◆ Problem statement ◆
Recast the lines from the one containing "watermark: CSDN @阿白逆袭记: [611, 548, 739, 568]" up to and including the one containing "terminal-line: [liuming@VM-4-8-centos text1]$ cd" as a JSON list of strings, one string per line, with blank lines left out.

◆ Given records ◆
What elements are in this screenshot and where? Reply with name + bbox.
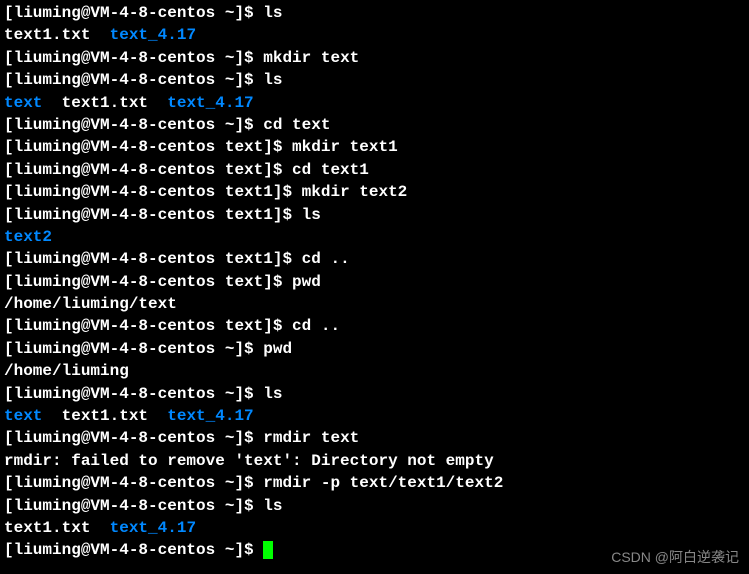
watermark: CSDN @阿白逆袭记: [611, 548, 739, 568]
command-text: mkdir text: [263, 49, 359, 67]
output-text: /home/liuming/text: [4, 295, 177, 313]
shell-prompt: [liuming@VM-4-8-centos ~]$: [4, 497, 263, 515]
terminal-line: /home/liuming: [4, 360, 745, 382]
shell-prompt: [liuming@VM-4-8-centos ~]$: [4, 49, 263, 67]
command-text: cd text: [263, 116, 330, 134]
shell-prompt: [liuming@VM-4-8-centos ~]$: [4, 340, 263, 358]
shell-prompt: [liuming@VM-4-8-centos ~]$: [4, 429, 263, 447]
command-text: cd ..: [292, 317, 340, 335]
terminal-line: [liuming@VM-4-8-centos ~]$ ls: [4, 495, 745, 517]
terminal-line: [liuming@VM-4-8-centos text1]$ ls: [4, 204, 745, 226]
output-text: text1.txt: [42, 407, 167, 425]
terminal-line: [liuming@VM-4-8-centos ~]$ pwd: [4, 338, 745, 360]
terminal-line: rmdir: failed to remove 'text': Director…: [4, 450, 745, 472]
terminal-line: text2: [4, 226, 745, 248]
shell-prompt: [liuming@VM-4-8-centos text]$: [4, 273, 292, 291]
shell-prompt: [liuming@VM-4-8-centos ~]$: [4, 4, 263, 22]
terminal-line: text text1.txt text_4.17: [4, 405, 745, 427]
terminal-line: [liuming@VM-4-8-centos text1]$ cd ..: [4, 248, 745, 270]
shell-prompt: [liuming@VM-4-8-centos ~]$: [4, 385, 263, 403]
terminal-line: [liuming@VM-4-8-centos text1]$ mkdir tex…: [4, 181, 745, 203]
command-text: pwd: [292, 273, 321, 291]
output-text: text1.txt: [4, 26, 110, 44]
terminal-line: [liuming@VM-4-8-centos ~]$ rmdir -p text…: [4, 472, 745, 494]
terminal-line: text text1.txt text_4.17: [4, 92, 745, 114]
command-text: ls: [263, 71, 282, 89]
command-text: rmdir -p text/text1/text2: [263, 474, 503, 492]
cursor-icon: [263, 541, 273, 559]
directory-name: text: [4, 407, 42, 425]
directory-name: text2: [4, 228, 52, 246]
shell-prompt: [liuming@VM-4-8-centos ~]$: [4, 541, 263, 559]
terminal-line: [liuming@VM-4-8-centos ~]$ rmdir text: [4, 427, 745, 449]
command-text: cd text1: [292, 161, 369, 179]
terminal-line: [liuming@VM-4-8-centos ~]$ ls: [4, 383, 745, 405]
shell-prompt: [liuming@VM-4-8-centos ~]$: [4, 71, 263, 89]
terminal-line: text1.txt text_4.17: [4, 517, 745, 539]
command-text: ls: [263, 4, 282, 22]
command-text: mkdir text1: [292, 138, 398, 156]
command-text: rmdir text: [263, 429, 359, 447]
shell-prompt: [liuming@VM-4-8-centos text]$: [4, 138, 292, 156]
terminal-line: [liuming@VM-4-8-centos ~]$ cd text: [4, 114, 745, 136]
shell-prompt: [liuming@VM-4-8-centos text1]$: [4, 206, 302, 224]
terminal-line: /home/liuming/text: [4, 293, 745, 315]
terminal-line: [liuming@VM-4-8-centos text]$ cd ..: [4, 315, 745, 337]
terminal-line: text1.txt text_4.17: [4, 24, 745, 46]
directory-name: text: [4, 94, 42, 112]
terminal-line: [liuming@VM-4-8-centos text]$ pwd: [4, 271, 745, 293]
output-text: rmdir: failed to remove 'text': Director…: [4, 452, 494, 470]
command-text: pwd: [263, 340, 292, 358]
terminal-line: [liuming@VM-4-8-centos text]$ mkdir text…: [4, 136, 745, 158]
command-text: ls: [263, 497, 282, 515]
directory-name: text_4.17: [167, 407, 253, 425]
shell-prompt: [liuming@VM-4-8-centos text]$: [4, 317, 292, 335]
command-text: cd ..: [302, 250, 350, 268]
shell-prompt: [liuming@VM-4-8-centos ~]$: [4, 474, 263, 492]
terminal-line: [liuming@VM-4-8-centos ~]$ mkdir text: [4, 47, 745, 69]
shell-prompt: [liuming@VM-4-8-centos text]$: [4, 161, 292, 179]
terminal-line: [liuming@VM-4-8-centos text]$ cd text1: [4, 159, 745, 181]
directory-name: text_4.17: [167, 94, 253, 112]
output-text: text1.txt: [42, 94, 167, 112]
terminal-output[interactable]: [liuming@VM-4-8-centos ~]$ lstext1.txt t…: [4, 2, 745, 562]
directory-name: text_4.17: [110, 519, 196, 537]
shell-prompt: [liuming@VM-4-8-centos text1]$: [4, 183, 302, 201]
command-text: ls: [302, 206, 321, 224]
directory-name: text_4.17: [110, 26, 196, 44]
output-text: text1.txt: [4, 519, 110, 537]
command-text: ls: [263, 385, 282, 403]
output-text: /home/liuming: [4, 362, 129, 380]
command-text: mkdir text2: [302, 183, 408, 201]
terminal-line: [liuming@VM-4-8-centos ~]$ ls: [4, 2, 745, 24]
shell-prompt: [liuming@VM-4-8-centos text1]$: [4, 250, 302, 268]
shell-prompt: [liuming@VM-4-8-centos ~]$: [4, 116, 263, 134]
terminal-line: [liuming@VM-4-8-centos ~]$ ls: [4, 69, 745, 91]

◆ Exercise solution ◆
[
  "watermark: CSDN @阿白逆袭记: [611, 548, 739, 568]",
  "command-text: mkdir text: [263, 49, 359, 67]",
  "output-text: /home/liuming/text: [4, 295, 177, 313]",
  "shell-prompt: [liuming@VM-4-8-centos ~]$: [4, 497, 263, 515]",
  "terminal-line: /home/liuming: [4, 360, 745, 382]",
  "shell-prompt: [liuming@VM-4-8-centos ~]$: [4, 49, 263, 67]",
  "command-text: cd text: [263, 116, 330, 134]",
  "shell-prompt: [liuming@VM-4-8-centos ~]$: [4, 340, 263, 358]",
  "shell-prompt: [liuming@VM-4-8-centos ~]$: [4, 429, 263, 447]",
  "command-text: cd ..: [292, 317, 340, 335]",
  "terminal-line: [liuming@VM-4-8-centos ~]$ ls: [4, 495, 745, 517]",
  "terminal-line: [liuming@VM-4-8-centos text1]$ ls: [4, 204, 745, 226]",
  "output-text: text1.txt: [42, 407, 167, 425]",
  "terminal-line: [liuming@VM-4-8-centos ~]$ pwd: [4, 338, 745, 360]",
  "terminal-line: rmdir: failed to remove 'text': Director…: [4, 450, 745, 472]",
  "terminal-line: text2: [4, 226, 745, 248]",
  "shell-prompt: [liuming@VM-4-8-centos text]$: [4, 273, 292, 291]",
  "shell-prompt: [liuming@VM-4-8-centos ~]$: [4, 4, 263, 22]",
  "terminal-line: text text1.txt text_4.17: [4, 405, 745, 427]",
  "terminal-line: [liuming@VM-4-8-centos text1]$ cd ..: [4, 248, 745, 270]"
]